» TASK TO COMPLETE: Find the lines that contain the word "management" and copy each one.

···

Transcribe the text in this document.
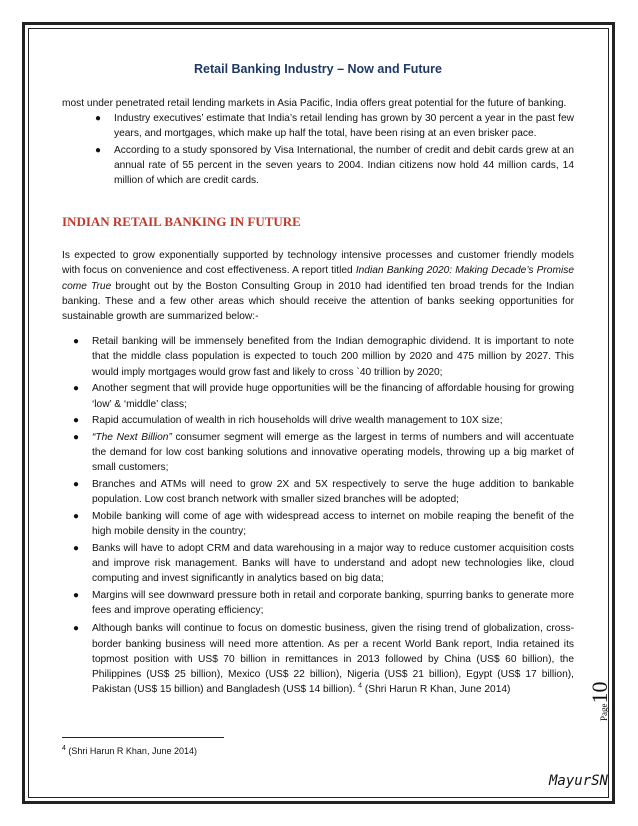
Retail Banking Industry – Now and Future

most under penetrated retail lending markets in Asia Pacific, India offers great potential for the future of banking.

● Industry executives’ estimate that India’s retail lending has grown by 30 percent a year in the past few years, and mortgages, which make up half the total, have been rising at an even brisker pace.
● According to a study sponsored by Visa International, the number of credit and debit cards grew at an annual rate of 55 percent in the seven years to 2004. Indian citizens now hold 44 million cards, 14 million of which are credit cards.
INDIAN RETAIL BANKING IN FUTURE

Is expected to grow exponentially supported by technology intensive processes and customer friendly models with focus on convenience and cost effectiveness. A report titled Indian Banking 2020: Making Decade’s Promise come True brought out by the Boston Consulting Group in 2010 had identified ten broad trends for the Indian banking. These and a few other areas which should receive the attention of banks seeking opportunities for sustainable growth are summarized below:-

● Retail banking will be immensely benefited from the Indian demographic dividend. It is important to note that the middle class population is expected to touch 200 million by 2020 and 475 million by 2027. This would imply mortgages would grow fast and likely to cross `40 trillion by 2020;
● Another segment that will provide huge opportunities will be the financing of affordable housing for growing ‘low’ & ‘middle’ class;
● Rapid accumulation of wealth in rich households will drive wealth management to 10X size;
● “The Next Billion” consumer segment will emerge as the largest in terms of numbers and will accentuate the demand for low cost banking solutions and innovative operating models, throwing up a big market of small customers;
● Branches and ATMs will need to grow 2X and 5X respectively to serve the huge addition to bankable population. Low cost branch network with smaller sized branches will be adopted;
● Mobile banking will come of age with widespread access to internet on mobile reaping the benefit of the high mobile density in the country;
● Banks will have to adopt CRM and data warehousing in a major way to reduce customer acquisition costs and improve risk management. Banks will have to understand and adopt new technologies like, cloud computing and invest significantly in analytics based on big data;
● Margins will see downward pressure both in retail and corporate banking, spurring banks to generate more fees and improve operating efficiency;
● Although banks will continue to focus on domestic business, given the rising trend of globalization, cross-border banking business will need more attention. As per a recent World Bank report, India retained its topmost position with US$ 70 billion in remittances in 2013 followed by China (US$ 60 billion), the Philippines (US$ 25 billion), Mexico (US$ 22 billion), Nigeria (US$ 21 billion), Egypt (US$ 17 billion), Pakistan (US$ 15 billion) and Bangladesh (US$ 14 billion). $^4$ (Shri Harun R Khan, June 2014)
$^4$ (Shri Harun R Khan, June 2014)
Page10
MayurSN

···

» ANSWER TO THE EXERCISE:
● Rapid accumulation of wealth in rich households will drive wealth management to 10X size;
● Banks will have to adopt CRM and data warehousing in a major way to reduce customer acquisition costs and improve risk management. Banks will have to understand and adopt new technologies like, cloud computing and invest significantly in analytics based on big data;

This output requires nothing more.